**The request:** Quote the entries that follow exactly, leaving none out.

**Data for the task:**
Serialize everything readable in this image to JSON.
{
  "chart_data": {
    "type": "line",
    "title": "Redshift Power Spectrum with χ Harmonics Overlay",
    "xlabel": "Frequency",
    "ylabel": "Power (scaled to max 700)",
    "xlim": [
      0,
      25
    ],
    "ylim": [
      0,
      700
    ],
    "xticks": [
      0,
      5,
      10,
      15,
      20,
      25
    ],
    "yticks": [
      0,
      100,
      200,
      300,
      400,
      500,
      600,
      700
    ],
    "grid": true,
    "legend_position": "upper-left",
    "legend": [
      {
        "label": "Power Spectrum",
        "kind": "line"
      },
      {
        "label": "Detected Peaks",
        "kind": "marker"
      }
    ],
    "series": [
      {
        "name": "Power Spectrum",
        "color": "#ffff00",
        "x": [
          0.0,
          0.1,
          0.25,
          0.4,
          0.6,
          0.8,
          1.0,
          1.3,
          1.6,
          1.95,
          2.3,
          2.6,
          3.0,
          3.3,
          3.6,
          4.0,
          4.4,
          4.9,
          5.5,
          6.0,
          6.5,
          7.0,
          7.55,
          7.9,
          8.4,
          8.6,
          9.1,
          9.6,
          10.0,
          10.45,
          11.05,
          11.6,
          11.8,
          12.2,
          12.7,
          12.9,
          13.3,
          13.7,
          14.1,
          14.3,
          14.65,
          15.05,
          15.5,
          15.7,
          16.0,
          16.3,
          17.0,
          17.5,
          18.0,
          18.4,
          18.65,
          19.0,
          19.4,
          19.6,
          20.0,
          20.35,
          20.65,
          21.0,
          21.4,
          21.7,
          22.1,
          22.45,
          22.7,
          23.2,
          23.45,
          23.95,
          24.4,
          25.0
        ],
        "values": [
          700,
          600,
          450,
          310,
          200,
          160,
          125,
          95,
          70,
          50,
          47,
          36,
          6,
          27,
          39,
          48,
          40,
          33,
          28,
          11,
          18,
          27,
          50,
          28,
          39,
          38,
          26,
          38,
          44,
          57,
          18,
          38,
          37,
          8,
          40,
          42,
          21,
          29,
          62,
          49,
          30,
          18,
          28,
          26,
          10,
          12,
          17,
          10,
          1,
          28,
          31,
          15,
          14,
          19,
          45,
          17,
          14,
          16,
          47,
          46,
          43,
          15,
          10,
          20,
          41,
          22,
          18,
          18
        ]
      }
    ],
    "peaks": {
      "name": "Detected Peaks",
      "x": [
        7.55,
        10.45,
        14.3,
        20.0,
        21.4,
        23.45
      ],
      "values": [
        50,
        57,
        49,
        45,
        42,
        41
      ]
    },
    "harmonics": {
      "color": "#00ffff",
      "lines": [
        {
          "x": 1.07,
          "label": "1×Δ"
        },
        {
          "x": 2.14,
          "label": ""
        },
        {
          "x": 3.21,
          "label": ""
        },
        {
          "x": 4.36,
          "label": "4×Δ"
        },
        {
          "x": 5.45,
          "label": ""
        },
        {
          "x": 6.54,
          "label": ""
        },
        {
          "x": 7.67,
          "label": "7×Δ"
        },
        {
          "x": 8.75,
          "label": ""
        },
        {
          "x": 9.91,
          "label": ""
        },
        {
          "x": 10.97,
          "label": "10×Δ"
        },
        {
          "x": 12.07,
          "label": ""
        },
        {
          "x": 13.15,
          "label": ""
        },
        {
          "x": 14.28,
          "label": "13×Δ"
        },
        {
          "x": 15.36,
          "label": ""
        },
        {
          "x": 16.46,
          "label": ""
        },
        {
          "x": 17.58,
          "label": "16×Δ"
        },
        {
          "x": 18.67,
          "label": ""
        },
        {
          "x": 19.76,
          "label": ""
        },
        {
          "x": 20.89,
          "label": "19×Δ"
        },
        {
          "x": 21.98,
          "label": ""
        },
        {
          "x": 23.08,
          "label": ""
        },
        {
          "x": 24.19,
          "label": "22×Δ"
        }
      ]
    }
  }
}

**Answer for the task:**
Serialize everything readable in this image to JSON.
{
  "chart_data": {
    "type": "line",
    "title": "Redshift Power Spectrum with χ Harmonics Overlay",
    "xlabel": "Frequency",
    "ylabel": "Power (scaled to max 700)",
    "xlim": [
      0,
      25
    ],
    "ylim": [
      0,
      700
    ],
    "xticks": [
      0,
      5,
      10,
      15,
      20,
      25
    ],
    "yticks": [
      0,
      100,
      200,
      300,
      400,
      500,
      600,
      700
    ],
    "grid": true,
    "legend_position": "upper-left",
    "legend": [
      {
        "label": "Power Spectrum",
        "kind": "line"
      },
      {
        "label": "Detected Peaks",
        "kind": "marker"
      }
    ],
    "series": [
      {
        "name": "Power Spectrum",
        "color": "#ffff00",
        "x": [
          0.0,
          0.1,
          0.25,
          0.4,
          0.6,
          0.8,
          1.0,
          1.3,
          1.6,
          1.95,
          2.3,
          2.6,
          3.0,
          3.3,
          3.6,
          4.0,
          4.4,
          4.9,
          5.5,
          6.0,
          6.5,
          7.0,
          7.55,
          7.9,
          8.4,
          8.6,
          9.1,
          9.6,
          10.0,
          10.45,
          11.05,
          11.6,
          11.8,
          12.2,
          12.7,
          12.9,
          13.3,
          13.7,
          14.1,
          14.3,
          14.65,
          15.05,
          15.5,
          15.7,
          16.0,
          16.3,
          17.0,
          17.5,
          18.0,
          18.4,
          18.65,
          19.0,
          19.4,
          19.6,
          20.0,
          20.35,
          20.65,
          21.0,
          21.4,
          21.7,
          22.1,
          22.45,
          22.7,
          23.2,
          23.45,
          23.95,
          24.4,
          25.0
        ],
        "values": [
          700,
          600,
          450,
          310,
          200,
          160,
          125,
          95,
          70,
          50,
          47,
          36,
          6,
          27,
          39,
          48,
          40,
          33,
          28,
          11,
          18,
          27,
          50,
          28,
          39,
          38,
          26,
          38,
          44,
          57,
          18,
          38,
          37,
          8,
          40,
          42,
          21,
          29,
          62,
          49,
          30,
          18,
          28,
          26,
          10,
          12,
          17,
          10,
          1,
          28,
          31,
          15,
          14,
          19,
          45,
          17,
          14,
          16,
          47,
          46,
          43,
          15,
          10,
          20,
          41,
          22,
          18,
          18
        ]
      }
    ],
    "peaks": {
      "name": "Detected Peaks",
      "x": [
        7.55,
        10.45,
        14.3,
        20.0,
        21.4,
        23.45
      ],
      "values": [
        50,
        57,
        49,
        45,
        42,
        41
      ]
    },
    "harmonics": {
      "color": "#00ffff",
      "lines": [
        {
          "x": 1.07,
          "label": "1×Δ"
        },
        {
          "x": 2.14,
          "label": ""
        },
        {
          "x": 3.21,
          "label": ""
        },
        {
          "x": 4.36,
          "label": "4×Δ"
        },
        {
          "x": 5.45,
          "label": ""
        },
        {
          "x": 6.54,
          "label": ""
        },
        {
          "x": 7.67,
          "label": "7×Δ"
        },
        {
          "x": 8.75,
          "label": ""
        },
        {
          "x": 9.91,
          "label": ""
        },
        {
          "x": 10.97,
          "label": "10×Δ"
        },
        {
          "x": 12.07,
          "label": ""
        },
        {
          "x": 13.15,
          "label": ""
        },
        {
          "x": 14.28,
          "label": "13×Δ"
        },
        {
          "x": 15.36,
          "label": ""
        },
        {
          "x": 16.46,
          "label": ""
        },
        {
          "x": 17.58,
          "label": "16×Δ"
        },
        {
          "x": 18.67,
          "label": ""
        },
        {
          "x": 19.76,
          "label": ""
        },
        {
          "x": 20.89,
          "label": "19×Δ"
        },
        {
          "x": 21.98,
          "label": ""
        },
        {
          "x": 23.08,
          "label": ""
        },
        {
          "x": 24.19,
          "label": "22×Δ"
        }
      ]
    }
  }
}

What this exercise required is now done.